Find all lines in the records that include the word "mismo", and copy them out.

● **Rows**:
** start **

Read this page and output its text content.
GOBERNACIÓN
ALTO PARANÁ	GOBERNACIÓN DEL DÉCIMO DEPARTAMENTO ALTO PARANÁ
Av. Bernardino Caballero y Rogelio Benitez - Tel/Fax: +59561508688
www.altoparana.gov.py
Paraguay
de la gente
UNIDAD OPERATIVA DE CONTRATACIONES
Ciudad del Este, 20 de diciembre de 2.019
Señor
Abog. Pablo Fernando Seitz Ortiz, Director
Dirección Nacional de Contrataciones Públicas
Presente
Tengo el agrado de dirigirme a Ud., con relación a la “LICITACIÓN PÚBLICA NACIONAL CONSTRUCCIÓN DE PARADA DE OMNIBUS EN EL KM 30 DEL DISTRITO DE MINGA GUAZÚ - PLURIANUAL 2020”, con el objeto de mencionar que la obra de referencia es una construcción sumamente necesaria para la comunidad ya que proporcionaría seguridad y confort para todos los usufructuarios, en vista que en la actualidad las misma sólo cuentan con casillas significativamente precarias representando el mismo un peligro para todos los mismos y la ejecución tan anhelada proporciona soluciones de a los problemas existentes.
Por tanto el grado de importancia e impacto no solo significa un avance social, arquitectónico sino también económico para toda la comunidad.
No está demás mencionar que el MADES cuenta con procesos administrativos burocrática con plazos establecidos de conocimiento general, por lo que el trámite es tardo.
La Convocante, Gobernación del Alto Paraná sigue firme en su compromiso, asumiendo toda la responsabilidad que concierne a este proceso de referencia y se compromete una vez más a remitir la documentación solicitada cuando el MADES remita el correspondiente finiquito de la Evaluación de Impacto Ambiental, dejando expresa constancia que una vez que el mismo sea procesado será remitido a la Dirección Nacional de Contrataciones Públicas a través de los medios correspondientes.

** end **

● **Task solution**:
Tengo el agrado de dirigirme a Ud., con relación a la “LICITACIÓN PÚBLICA NACIONAL CONSTRUCCIÓN DE PARADA DE OMNIBUS EN EL KM 30 DEL DISTRITO DE MINGA GUAZÚ - PLURIANUAL 2020”, con el objeto de mencionar que la obra de referencia es una construcción sumamente necesaria para la comunidad ya que proporcionaría seguridad y confort para todos los usufructuarios, en vista que en la actualidad las misma sólo cuentan con casillas significativamente precarias representando el mismo un peligro para todos los mismos y la ejecución tan anhelada proporciona soluciones de a los problemas existentes.
La Convocante, Gobernación del Alto Paraná sigue firme en su compromiso, asumiendo toda la responsabilidad que concierne a este proceso de referencia y se compromete una vez más a remitir la documentación solicitada cuando el MADES remita el correspondiente finiquito de la Evaluación de Impacto Ambiental, dejando expresa constancia que una vez que el mismo sea procesado será remitido a la Dirección Nacional de Contrataciones Públicas a través de los medios correspondientes.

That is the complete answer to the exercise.